**YOUR TASK**:
Filter the records below and copy every line containing the word "helps".

**DATA TO PROCESS**:
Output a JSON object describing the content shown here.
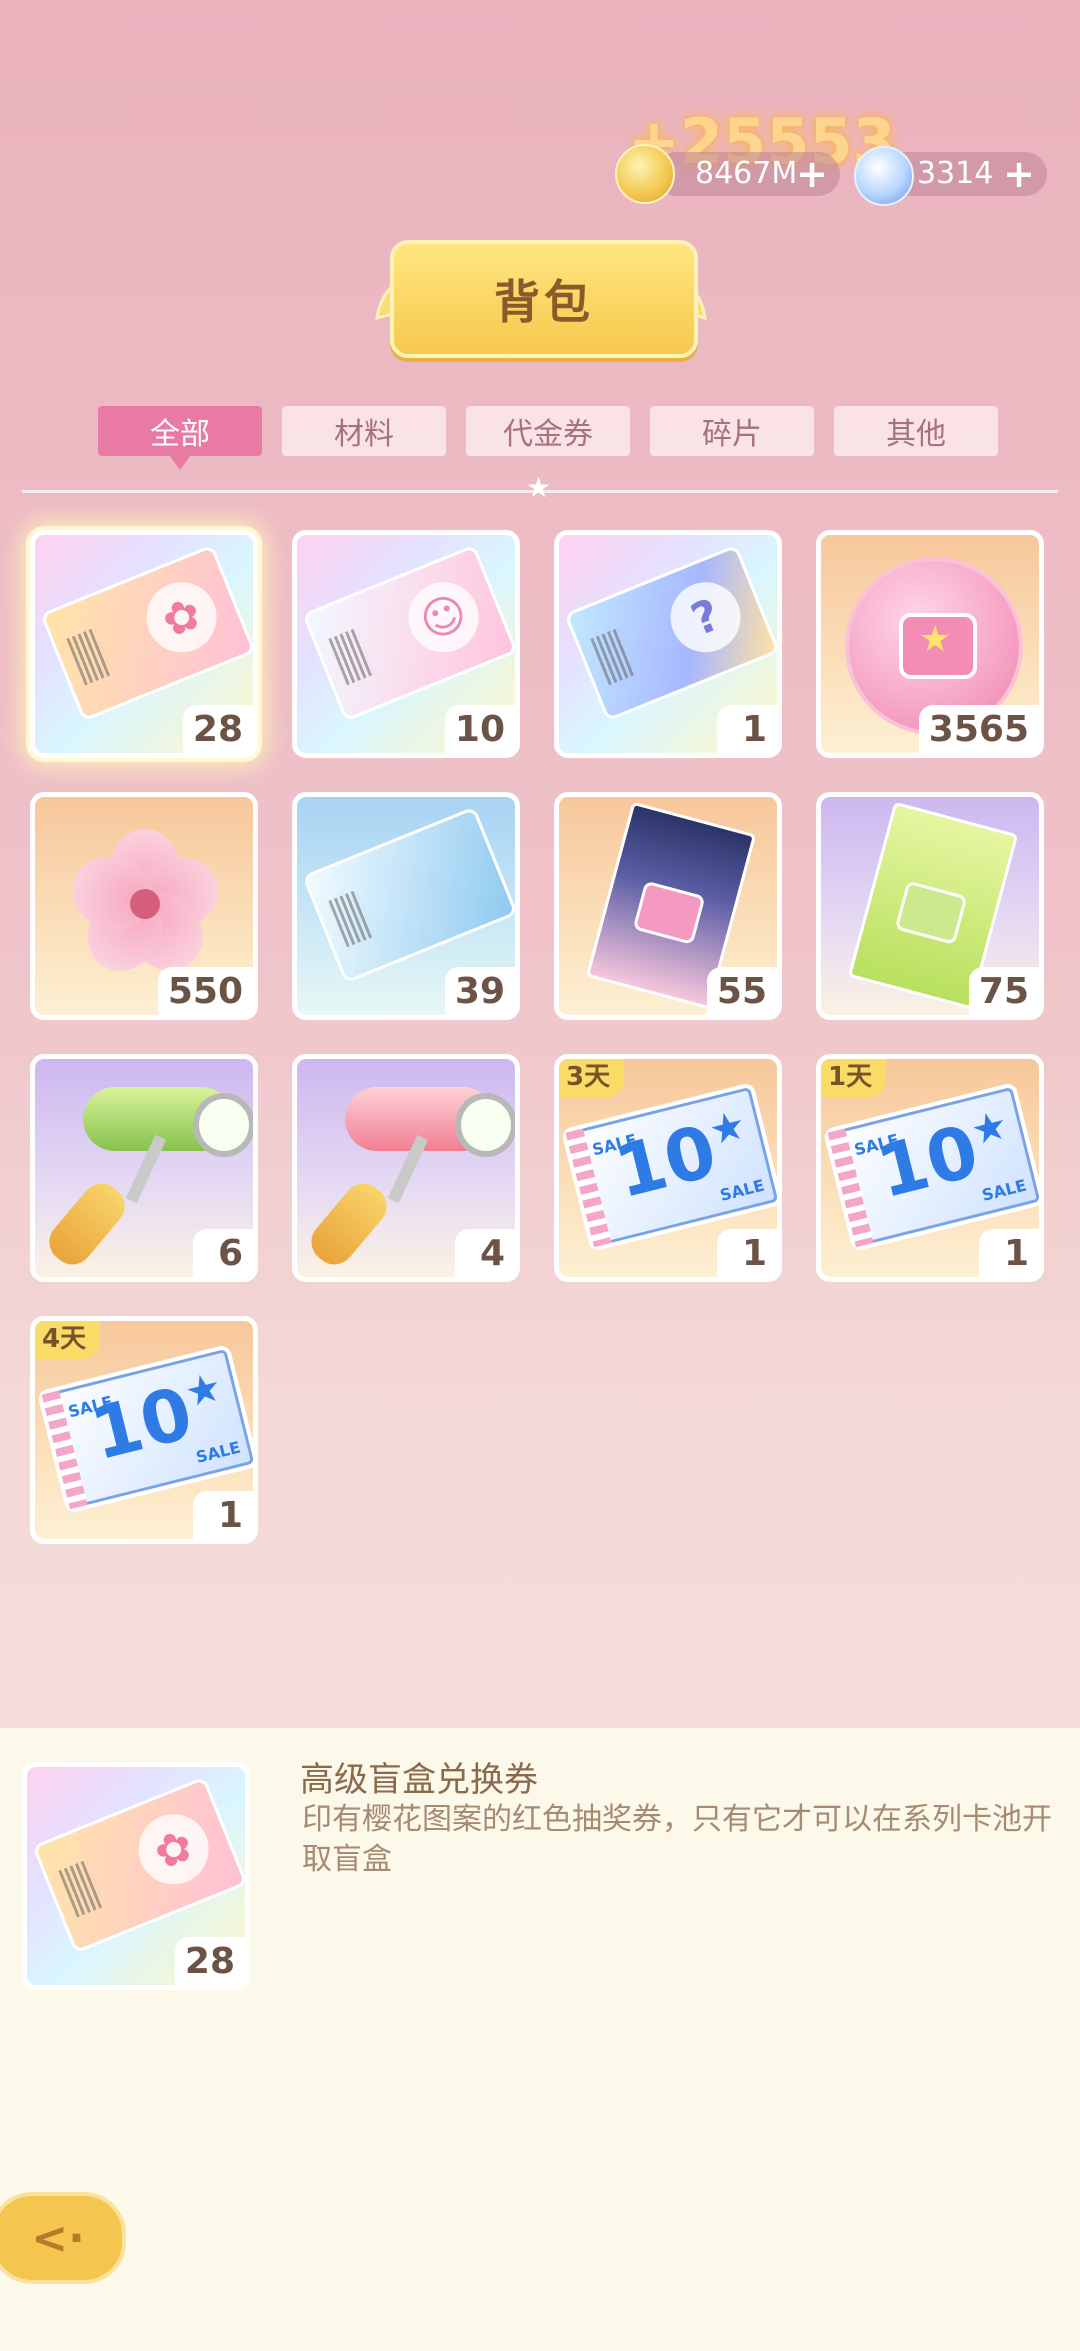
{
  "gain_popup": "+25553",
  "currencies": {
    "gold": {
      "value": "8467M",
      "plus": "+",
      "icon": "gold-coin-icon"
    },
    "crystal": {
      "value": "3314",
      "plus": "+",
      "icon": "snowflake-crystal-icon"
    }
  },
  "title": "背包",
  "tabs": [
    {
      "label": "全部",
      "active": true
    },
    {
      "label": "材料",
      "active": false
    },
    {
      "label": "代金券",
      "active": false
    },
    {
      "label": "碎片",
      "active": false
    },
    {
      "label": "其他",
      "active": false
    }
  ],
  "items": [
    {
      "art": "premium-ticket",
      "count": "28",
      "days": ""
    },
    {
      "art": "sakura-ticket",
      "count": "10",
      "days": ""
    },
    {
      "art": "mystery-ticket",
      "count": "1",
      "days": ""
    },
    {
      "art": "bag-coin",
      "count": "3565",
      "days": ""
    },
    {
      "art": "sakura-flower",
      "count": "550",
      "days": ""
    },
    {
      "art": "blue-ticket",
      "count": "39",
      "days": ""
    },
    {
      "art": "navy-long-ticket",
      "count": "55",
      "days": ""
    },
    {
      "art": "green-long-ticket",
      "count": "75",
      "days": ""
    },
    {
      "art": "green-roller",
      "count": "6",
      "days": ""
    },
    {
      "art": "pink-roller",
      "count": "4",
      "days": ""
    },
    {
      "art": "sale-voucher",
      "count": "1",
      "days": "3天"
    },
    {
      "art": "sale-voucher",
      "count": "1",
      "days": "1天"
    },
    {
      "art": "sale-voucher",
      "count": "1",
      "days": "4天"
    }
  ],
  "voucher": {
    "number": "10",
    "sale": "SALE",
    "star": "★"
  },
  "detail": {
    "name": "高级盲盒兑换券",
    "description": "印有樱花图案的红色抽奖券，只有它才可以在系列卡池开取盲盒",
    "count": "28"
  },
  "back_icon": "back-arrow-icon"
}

---

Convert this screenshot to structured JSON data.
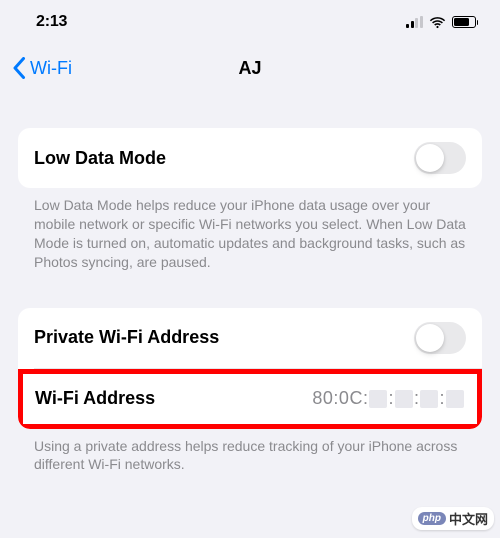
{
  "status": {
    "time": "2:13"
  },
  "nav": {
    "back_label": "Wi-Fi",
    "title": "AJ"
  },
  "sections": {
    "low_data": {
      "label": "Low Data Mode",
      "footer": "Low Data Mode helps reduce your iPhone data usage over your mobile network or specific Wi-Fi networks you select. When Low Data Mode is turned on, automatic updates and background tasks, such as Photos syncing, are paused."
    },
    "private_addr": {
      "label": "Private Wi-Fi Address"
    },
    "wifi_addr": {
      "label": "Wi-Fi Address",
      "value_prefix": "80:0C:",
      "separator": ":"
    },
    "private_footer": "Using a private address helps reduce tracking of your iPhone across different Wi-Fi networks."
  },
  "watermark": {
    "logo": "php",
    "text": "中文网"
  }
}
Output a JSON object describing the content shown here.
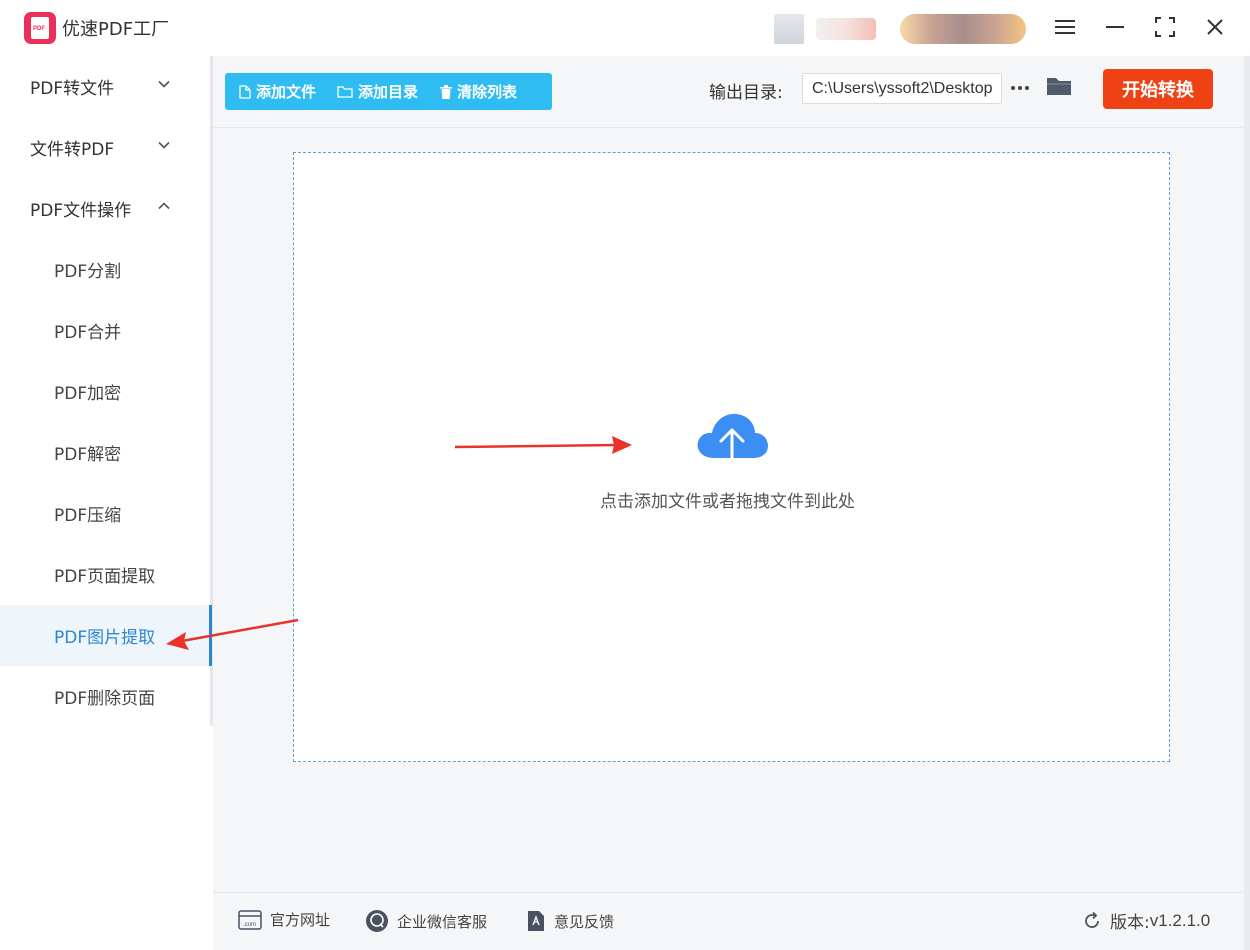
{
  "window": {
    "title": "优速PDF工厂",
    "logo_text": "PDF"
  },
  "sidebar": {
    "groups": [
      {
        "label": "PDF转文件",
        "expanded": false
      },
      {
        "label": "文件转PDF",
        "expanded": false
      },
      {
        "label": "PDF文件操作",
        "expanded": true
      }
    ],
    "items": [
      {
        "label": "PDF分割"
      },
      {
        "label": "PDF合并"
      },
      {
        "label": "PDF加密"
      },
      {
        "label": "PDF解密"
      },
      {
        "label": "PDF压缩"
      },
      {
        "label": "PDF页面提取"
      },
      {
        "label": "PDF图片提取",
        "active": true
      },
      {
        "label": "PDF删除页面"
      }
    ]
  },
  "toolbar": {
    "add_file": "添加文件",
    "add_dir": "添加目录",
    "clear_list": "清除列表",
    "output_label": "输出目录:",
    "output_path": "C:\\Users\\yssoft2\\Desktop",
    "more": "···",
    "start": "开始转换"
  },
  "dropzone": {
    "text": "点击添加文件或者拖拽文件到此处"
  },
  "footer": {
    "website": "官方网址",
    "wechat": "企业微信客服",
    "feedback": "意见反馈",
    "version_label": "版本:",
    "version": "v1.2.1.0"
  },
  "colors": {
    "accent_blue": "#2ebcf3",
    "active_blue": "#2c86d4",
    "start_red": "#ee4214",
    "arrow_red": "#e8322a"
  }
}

**THE SOLUTION**:
      "footer": "Low Data Mode helps reduce your iPhone data usage over your mobile network or specific Wi-Fi networks you select. When Low Data Mode is turned on, automatic updates and background tasks, such as Photos syncing, are paused."
    "private_footer": "Using a private address helps reduce tracking of your iPhone across different Wi-Fi networks."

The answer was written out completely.